#### What the task asks:
Can you write out all of the material below, word for word?

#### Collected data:
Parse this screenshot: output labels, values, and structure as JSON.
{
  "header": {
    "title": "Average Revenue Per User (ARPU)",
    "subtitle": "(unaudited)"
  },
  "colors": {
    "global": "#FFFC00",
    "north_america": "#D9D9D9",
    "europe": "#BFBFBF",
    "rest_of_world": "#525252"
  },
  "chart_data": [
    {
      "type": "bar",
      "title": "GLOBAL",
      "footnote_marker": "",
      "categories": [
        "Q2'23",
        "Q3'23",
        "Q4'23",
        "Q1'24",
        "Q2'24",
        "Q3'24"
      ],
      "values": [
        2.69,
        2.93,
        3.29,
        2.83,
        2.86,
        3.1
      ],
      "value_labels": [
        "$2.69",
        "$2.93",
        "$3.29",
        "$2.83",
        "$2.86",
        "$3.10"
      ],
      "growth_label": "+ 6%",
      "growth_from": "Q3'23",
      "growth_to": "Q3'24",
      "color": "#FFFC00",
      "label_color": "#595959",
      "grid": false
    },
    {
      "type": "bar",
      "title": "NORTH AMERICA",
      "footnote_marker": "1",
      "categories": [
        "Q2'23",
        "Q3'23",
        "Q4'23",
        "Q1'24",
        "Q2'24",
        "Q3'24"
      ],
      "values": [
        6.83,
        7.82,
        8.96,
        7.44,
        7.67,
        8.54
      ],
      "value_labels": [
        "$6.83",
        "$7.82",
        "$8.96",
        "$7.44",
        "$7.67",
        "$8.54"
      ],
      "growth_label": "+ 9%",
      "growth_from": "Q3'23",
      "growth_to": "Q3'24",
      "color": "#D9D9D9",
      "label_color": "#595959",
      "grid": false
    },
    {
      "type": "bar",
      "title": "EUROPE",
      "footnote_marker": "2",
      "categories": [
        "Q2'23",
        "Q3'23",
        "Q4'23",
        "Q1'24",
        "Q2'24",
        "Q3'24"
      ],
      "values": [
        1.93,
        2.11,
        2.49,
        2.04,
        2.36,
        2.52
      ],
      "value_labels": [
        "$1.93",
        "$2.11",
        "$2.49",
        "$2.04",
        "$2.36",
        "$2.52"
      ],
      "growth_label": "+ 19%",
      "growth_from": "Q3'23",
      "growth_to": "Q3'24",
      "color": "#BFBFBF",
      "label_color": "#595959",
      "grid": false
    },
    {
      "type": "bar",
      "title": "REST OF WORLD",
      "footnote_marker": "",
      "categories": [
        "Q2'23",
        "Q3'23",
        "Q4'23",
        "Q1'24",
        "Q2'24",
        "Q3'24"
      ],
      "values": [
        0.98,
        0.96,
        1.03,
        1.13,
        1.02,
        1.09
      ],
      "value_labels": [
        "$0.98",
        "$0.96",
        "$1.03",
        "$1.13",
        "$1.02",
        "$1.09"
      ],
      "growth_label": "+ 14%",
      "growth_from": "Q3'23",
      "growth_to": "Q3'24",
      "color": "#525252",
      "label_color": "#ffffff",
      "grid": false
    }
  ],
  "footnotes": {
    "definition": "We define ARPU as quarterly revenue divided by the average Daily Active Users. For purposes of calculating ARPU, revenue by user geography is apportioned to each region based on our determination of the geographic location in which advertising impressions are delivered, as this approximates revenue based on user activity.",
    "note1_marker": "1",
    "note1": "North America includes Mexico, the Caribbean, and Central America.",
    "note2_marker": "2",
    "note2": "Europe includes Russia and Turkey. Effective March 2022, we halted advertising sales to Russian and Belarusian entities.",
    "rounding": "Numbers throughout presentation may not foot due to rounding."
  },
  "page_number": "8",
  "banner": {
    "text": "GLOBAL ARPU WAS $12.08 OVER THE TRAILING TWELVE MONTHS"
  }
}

#### Answer:
Parse this screenshot: output labels, values, and structure as JSON.
{
  "header": {
    "title": "Average Revenue Per User (ARPU)",
    "subtitle": "(unaudited)"
  },
  "colors": {
    "global": "#FFFC00",
    "north_america": "#D9D9D9",
    "europe": "#BFBFBF",
    "rest_of_world": "#525252"
  },
  "chart_data": [
    {
      "type": "bar",
      "title": "GLOBAL",
      "footnote_marker": "",
      "categories": [
        "Q2'23",
        "Q3'23",
        "Q4'23",
        "Q1'24",
        "Q2'24",
        "Q3'24"
      ],
      "values": [
        2.69,
        2.93,
        3.29,
        2.83,
        2.86,
        3.1
      ],
      "value_labels": [
        "$2.69",
        "$2.93",
        "$3.29",
        "$2.83",
        "$2.86",
        "$3.10"
      ],
      "growth_label": "+ 6%",
      "growth_from": "Q3'23",
      "growth_to": "Q3'24",
      "color": "#FFFC00",
      "label_color": "#595959",
      "grid": false
    },
    {
      "type": "bar",
      "title": "NORTH AMERICA",
      "footnote_marker": "1",
      "categories": [
        "Q2'23",
        "Q3'23",
        "Q4'23",
        "Q1'24",
        "Q2'24",
        "Q3'24"
      ],
      "values": [
        6.83,
        7.82,
        8.96,
        7.44,
        7.67,
        8.54
      ],
      "value_labels": [
        "$6.83",
        "$7.82",
        "$8.96",
        "$7.44",
        "$7.67",
        "$8.54"
      ],
      "growth_label": "+ 9%",
      "growth_from": "Q3'23",
      "growth_to": "Q3'24",
      "color": "#D9D9D9",
      "label_color": "#595959",
      "grid": false
    },
    {
      "type": "bar",
      "title": "EUROPE",
      "footnote_marker": "2",
      "categories": [
        "Q2'23",
        "Q3'23",
        "Q4'23",
        "Q1'24",
        "Q2'24",
        "Q3'24"
      ],
      "values": [
        1.93,
        2.11,
        2.49,
        2.04,
        2.36,
        2.52
      ],
      "value_labels": [
        "$1.93",
        "$2.11",
        "$2.49",
        "$2.04",
        "$2.36",
        "$2.52"
      ],
      "growth_label": "+ 19%",
      "growth_from": "Q3'23",
      "growth_to": "Q3'24",
      "color": "#BFBFBF",
      "label_color": "#595959",
      "grid": false
    },
    {
      "type": "bar",
      "title": "REST OF WORLD",
      "footnote_marker": "",
      "categories": [
        "Q2'23",
        "Q3'23",
        "Q4'23",
        "Q1'24",
        "Q2'24",
        "Q3'24"
      ],
      "values": [
        0.98,
        0.96,
        1.03,
        1.13,
        1.02,
        1.09
      ],
      "value_labels": [
        "$0.98",
        "$0.96",
        "$1.03",
        "$1.13",
        "$1.02",
        "$1.09"
      ],
      "growth_label": "+ 14%",
      "growth_from": "Q3'23",
      "growth_to": "Q3'24",
      "color": "#525252",
      "label_color": "#ffffff",
      "grid": false
    }
  ],
  "footnotes": {
    "definition": "We define ARPU as quarterly revenue divided by the average Daily Active Users. For purposes of calculating ARPU, revenue by user geography is apportioned to each region based on our determination of the geographic location in which advertising impressions are delivered, as this approximates revenue based on user activity.",
    "note1_marker": "1",
    "note1": "North America includes Mexico, the Caribbean, and Central America.",
    "note2_marker": "2",
    "note2": "Europe includes Russia and Turkey. Effective March 2022, we halted advertising sales to Russian and Belarusian entities.",
    "rounding": "Numbers throughout presentation may not foot due to rounding."
  },
  "page_number": "8",
  "banner": {
    "text": "GLOBAL ARPU WAS $12.08 OVER THE TRAILING TWELVE MONTHS"
  }
}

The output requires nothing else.